**REQUIREMENTS**
Rename "Realtime Analyzer" to "Spectrum Analyzer" throughout the material below and leave every other line and character unchanged.

Start of EXERCISE MATERIAL

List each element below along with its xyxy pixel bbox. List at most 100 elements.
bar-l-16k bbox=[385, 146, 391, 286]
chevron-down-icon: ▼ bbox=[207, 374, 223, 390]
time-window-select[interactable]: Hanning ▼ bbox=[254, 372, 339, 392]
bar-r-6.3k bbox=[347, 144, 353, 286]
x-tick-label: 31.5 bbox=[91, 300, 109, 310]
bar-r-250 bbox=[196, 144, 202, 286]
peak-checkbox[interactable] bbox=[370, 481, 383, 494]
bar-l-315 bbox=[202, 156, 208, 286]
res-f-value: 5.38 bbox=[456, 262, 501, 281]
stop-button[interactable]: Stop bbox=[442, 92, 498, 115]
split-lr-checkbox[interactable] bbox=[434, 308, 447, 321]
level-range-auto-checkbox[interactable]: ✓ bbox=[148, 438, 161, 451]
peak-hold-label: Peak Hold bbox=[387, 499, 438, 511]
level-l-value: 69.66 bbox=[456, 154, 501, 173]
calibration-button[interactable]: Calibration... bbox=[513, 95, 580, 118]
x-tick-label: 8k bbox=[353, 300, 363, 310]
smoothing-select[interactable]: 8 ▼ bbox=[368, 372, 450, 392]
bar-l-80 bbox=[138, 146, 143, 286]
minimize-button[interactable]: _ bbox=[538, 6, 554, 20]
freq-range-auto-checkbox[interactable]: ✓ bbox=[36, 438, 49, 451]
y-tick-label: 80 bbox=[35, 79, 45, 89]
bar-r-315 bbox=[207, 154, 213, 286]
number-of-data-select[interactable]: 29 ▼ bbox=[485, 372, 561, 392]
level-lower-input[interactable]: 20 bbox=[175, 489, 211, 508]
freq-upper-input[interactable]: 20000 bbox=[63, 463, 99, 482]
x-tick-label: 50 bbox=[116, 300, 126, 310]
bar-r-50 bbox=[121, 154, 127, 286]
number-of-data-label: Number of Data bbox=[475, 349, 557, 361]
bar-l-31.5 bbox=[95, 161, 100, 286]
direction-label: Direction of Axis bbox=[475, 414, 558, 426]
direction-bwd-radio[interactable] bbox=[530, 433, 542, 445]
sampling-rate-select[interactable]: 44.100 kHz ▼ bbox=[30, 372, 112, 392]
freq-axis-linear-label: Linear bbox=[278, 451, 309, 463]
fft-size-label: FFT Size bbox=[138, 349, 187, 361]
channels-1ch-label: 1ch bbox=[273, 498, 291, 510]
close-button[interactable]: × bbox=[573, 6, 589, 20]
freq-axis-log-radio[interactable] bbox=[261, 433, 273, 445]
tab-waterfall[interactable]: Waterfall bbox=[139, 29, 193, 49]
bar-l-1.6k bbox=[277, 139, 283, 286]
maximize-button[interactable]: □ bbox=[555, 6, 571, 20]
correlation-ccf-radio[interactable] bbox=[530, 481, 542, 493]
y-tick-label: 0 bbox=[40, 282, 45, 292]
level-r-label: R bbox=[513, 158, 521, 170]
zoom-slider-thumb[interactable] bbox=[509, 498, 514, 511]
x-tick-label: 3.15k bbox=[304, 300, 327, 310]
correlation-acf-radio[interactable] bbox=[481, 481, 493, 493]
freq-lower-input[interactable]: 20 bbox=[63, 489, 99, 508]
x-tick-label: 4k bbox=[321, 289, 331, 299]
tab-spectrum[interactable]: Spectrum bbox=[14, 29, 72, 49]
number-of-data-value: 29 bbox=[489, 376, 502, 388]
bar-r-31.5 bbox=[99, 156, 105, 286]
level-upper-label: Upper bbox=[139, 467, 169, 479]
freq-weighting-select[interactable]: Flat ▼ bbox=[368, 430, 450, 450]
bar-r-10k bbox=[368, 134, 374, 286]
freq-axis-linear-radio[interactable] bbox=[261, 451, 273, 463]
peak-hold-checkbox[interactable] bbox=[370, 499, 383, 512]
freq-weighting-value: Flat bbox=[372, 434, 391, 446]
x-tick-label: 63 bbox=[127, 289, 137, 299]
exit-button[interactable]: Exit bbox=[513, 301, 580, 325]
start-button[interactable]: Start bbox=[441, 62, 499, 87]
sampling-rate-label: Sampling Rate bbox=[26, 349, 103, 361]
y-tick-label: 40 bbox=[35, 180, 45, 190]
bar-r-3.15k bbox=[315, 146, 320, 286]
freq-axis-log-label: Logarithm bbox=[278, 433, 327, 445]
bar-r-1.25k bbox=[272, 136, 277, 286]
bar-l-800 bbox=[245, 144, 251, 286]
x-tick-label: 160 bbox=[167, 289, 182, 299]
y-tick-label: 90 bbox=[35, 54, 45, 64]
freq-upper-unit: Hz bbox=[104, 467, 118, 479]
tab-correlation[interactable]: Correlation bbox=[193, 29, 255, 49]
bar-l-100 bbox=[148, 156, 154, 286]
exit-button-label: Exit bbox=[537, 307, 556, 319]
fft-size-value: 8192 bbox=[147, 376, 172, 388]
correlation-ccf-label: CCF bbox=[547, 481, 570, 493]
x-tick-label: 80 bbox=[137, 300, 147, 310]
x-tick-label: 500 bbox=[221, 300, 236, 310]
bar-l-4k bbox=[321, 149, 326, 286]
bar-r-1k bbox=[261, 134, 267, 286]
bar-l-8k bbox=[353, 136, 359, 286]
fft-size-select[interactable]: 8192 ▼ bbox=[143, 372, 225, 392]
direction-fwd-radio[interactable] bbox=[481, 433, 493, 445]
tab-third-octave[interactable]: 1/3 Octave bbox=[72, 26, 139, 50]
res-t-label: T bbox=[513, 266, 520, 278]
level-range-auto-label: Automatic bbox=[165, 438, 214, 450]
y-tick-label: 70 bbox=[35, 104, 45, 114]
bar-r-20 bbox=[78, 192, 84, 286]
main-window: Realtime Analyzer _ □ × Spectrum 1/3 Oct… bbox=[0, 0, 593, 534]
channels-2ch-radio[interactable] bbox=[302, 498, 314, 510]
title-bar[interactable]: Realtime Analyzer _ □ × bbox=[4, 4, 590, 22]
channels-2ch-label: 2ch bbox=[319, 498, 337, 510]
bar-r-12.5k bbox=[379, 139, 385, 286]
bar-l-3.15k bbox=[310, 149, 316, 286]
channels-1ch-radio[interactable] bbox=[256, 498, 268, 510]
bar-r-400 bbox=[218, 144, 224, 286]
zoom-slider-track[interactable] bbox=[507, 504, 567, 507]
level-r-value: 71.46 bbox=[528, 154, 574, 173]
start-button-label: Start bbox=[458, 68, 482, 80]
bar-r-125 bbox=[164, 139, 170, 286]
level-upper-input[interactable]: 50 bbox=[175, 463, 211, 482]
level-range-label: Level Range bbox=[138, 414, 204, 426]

End of EXERCISE MATERIAL

**WRITTEN SOLUTION**
List each element below along with its xyxy pixel bbox. List at most 100 elements.
bar-l-16k bbox=[385, 146, 391, 286]
chevron-down-icon: ▼ bbox=[207, 374, 223, 390]
time-window-select[interactable]: Hanning ▼ bbox=[254, 372, 339, 392]
bar-r-6.3k bbox=[347, 144, 353, 286]
x-tick-label: 31.5 bbox=[91, 300, 109, 310]
bar-r-250 bbox=[196, 144, 202, 286]
peak-checkbox[interactable] bbox=[370, 481, 383, 494]
bar-l-315 bbox=[202, 156, 208, 286]
res-f-value: 5.38 bbox=[456, 262, 501, 281]
stop-button[interactable]: Stop bbox=[442, 92, 498, 115]
split-lr-checkbox[interactable] bbox=[434, 308, 447, 321]
level-range-auto-checkbox[interactable]: ✓ bbox=[148, 438, 161, 451]
peak-hold-label: Peak Hold bbox=[387, 499, 438, 511]
level-l-value: 69.66 bbox=[456, 154, 501, 173]
calibration-button[interactable]: Calibration... bbox=[513, 95, 580, 118]
x-tick-label: 8k bbox=[353, 300, 363, 310]
smoothing-select[interactable]: 8 ▼ bbox=[368, 372, 450, 392]
bar-l-80 bbox=[138, 146, 143, 286]
minimize-button[interactable]: _ bbox=[538, 6, 554, 20]
freq-range-auto-checkbox[interactable]: ✓ bbox=[36, 438, 49, 451]
y-tick-label: 80 bbox=[35, 79, 45, 89]
bar-r-315 bbox=[207, 154, 213, 286]
number-of-data-select[interactable]: 29 ▼ bbox=[485, 372, 561, 392]
level-lower-input[interactable]: 20 bbox=[175, 489, 211, 508]
freq-upper-input[interactable]: 20000 bbox=[63, 463, 99, 482]
x-tick-label: 50 bbox=[116, 300, 126, 310]
bar-r-50 bbox=[121, 154, 127, 286]
number-of-data-label: Number of Data bbox=[475, 349, 557, 361]
bar-l-31.5 bbox=[95, 161, 100, 286]
direction-label: Direction of Axis bbox=[475, 414, 558, 426]
direction-bwd-radio[interactable] bbox=[530, 433, 542, 445]
sampling-rate-select[interactable]: 44.100 kHz ▼ bbox=[30, 372, 112, 392]
freq-axis-linear-label: Linear bbox=[278, 451, 309, 463]
fft-size-label: FFT Size bbox=[138, 349, 187, 361]
channels-1ch-label: 1ch bbox=[273, 498, 291, 510]
close-button[interactable]: × bbox=[573, 6, 589, 20]
freq-axis-log-radio[interactable] bbox=[261, 433, 273, 445]
tab-waterfall[interactable]: Waterfall bbox=[139, 29, 193, 49]
bar-l-1.6k bbox=[277, 139, 283, 286]
maximize-button[interactable]: □ bbox=[555, 6, 571, 20]
correlation-ccf-radio[interactable] bbox=[530, 481, 542, 493]
y-tick-label: 0 bbox=[40, 282, 45, 292]
level-r-label: R bbox=[513, 158, 521, 170]
zoom-slider-thumb[interactable] bbox=[509, 498, 514, 511]
x-tick-label: 3.15k bbox=[304, 300, 327, 310]
correlation-acf-radio[interactable] bbox=[481, 481, 493, 493]
freq-lower-input[interactable]: 20 bbox=[63, 489, 99, 508]
x-tick-label: 4k bbox=[321, 289, 331, 299]
tab-spectrum[interactable]: Spectrum bbox=[14, 29, 72, 49]
number-of-data-value: 29 bbox=[489, 376, 502, 388]
bar-r-31.5 bbox=[99, 156, 105, 286]
level-upper-label: Upper bbox=[139, 467, 169, 479]
freq-weighting-select[interactable]: Flat ▼ bbox=[368, 430, 450, 450]
bar-r-10k bbox=[368, 134, 374, 286]
freq-axis-linear-radio[interactable] bbox=[261, 451, 273, 463]
peak-hold-checkbox[interactable] bbox=[370, 499, 383, 512]
freq-weighting-value: Flat bbox=[372, 434, 391, 446]
x-tick-label: 63 bbox=[127, 289, 137, 299]
exit-button[interactable]: Exit bbox=[513, 301, 580, 325]
start-button[interactable]: Start bbox=[441, 62, 499, 87]
sampling-rate-label: Sampling Rate bbox=[26, 349, 103, 361]
y-tick-label: 40 bbox=[35, 180, 45, 190]
bar-r-3.15k bbox=[315, 146, 320, 286]
freq-axis-log-label: Logarithm bbox=[278, 433, 327, 445]
bar-r-1.25k bbox=[272, 136, 277, 286]
bar-l-800 bbox=[245, 144, 251, 286]
x-tick-label: 160 bbox=[167, 289, 182, 299]
y-tick-label: 90 bbox=[35, 54, 45, 64]
freq-upper-unit: Hz bbox=[104, 467, 118, 479]
tab-correlation[interactable]: Correlation bbox=[193, 29, 255, 49]
bar-l-100 bbox=[148, 156, 154, 286]
exit-button-label: Exit bbox=[537, 307, 556, 319]
fft-size-value: 8192 bbox=[147, 376, 172, 388]
correlation-ccf-label: CCF bbox=[547, 481, 570, 493]
x-tick-label: 80 bbox=[137, 300, 147, 310]
x-tick-label: 500 bbox=[221, 300, 236, 310]
bar-l-4k bbox=[321, 149, 326, 286]
bar-r-1k bbox=[261, 134, 267, 286]
bar-l-8k bbox=[353, 136, 359, 286]
fft-size-select[interactable]: 8192 ▼ bbox=[143, 372, 225, 392]
direction-fwd-radio[interactable] bbox=[481, 433, 493, 445]
tab-third-octave[interactable]: 1/3 Octave bbox=[72, 26, 139, 50]
res-t-label: T bbox=[513, 266, 520, 278]
level-range-auto-label: Automatic bbox=[165, 438, 214, 450]
y-tick-label: 70 bbox=[35, 104, 45, 114]
bar-r-20 bbox=[78, 192, 84, 286]
main-window: Spectrum Analyzer _ □ × Spectrum 1/3 Oct… bbox=[0, 0, 593, 534]
channels-2ch-radio[interactable] bbox=[302, 498, 314, 510]
title-bar[interactable]: Spectrum Analyzer _ □ × bbox=[4, 4, 590, 22]
channels-2ch-label: 2ch bbox=[319, 498, 337, 510]
bar-r-12.5k bbox=[379, 139, 385, 286]
bar-l-3.15k bbox=[310, 149, 316, 286]
channels-1ch-radio[interactable] bbox=[256, 498, 268, 510]
bar-r-400 bbox=[218, 144, 224, 286]
zoom-slider-track[interactable] bbox=[507, 504, 567, 507]
level-r-value: 71.46 bbox=[528, 154, 574, 173]
start-button-label: Start bbox=[458, 68, 482, 80]
bar-r-125 bbox=[164, 139, 170, 286]
level-upper-input[interactable]: 50 bbox=[175, 463, 211, 482]
level-range-label: Level Range bbox=[138, 414, 204, 426]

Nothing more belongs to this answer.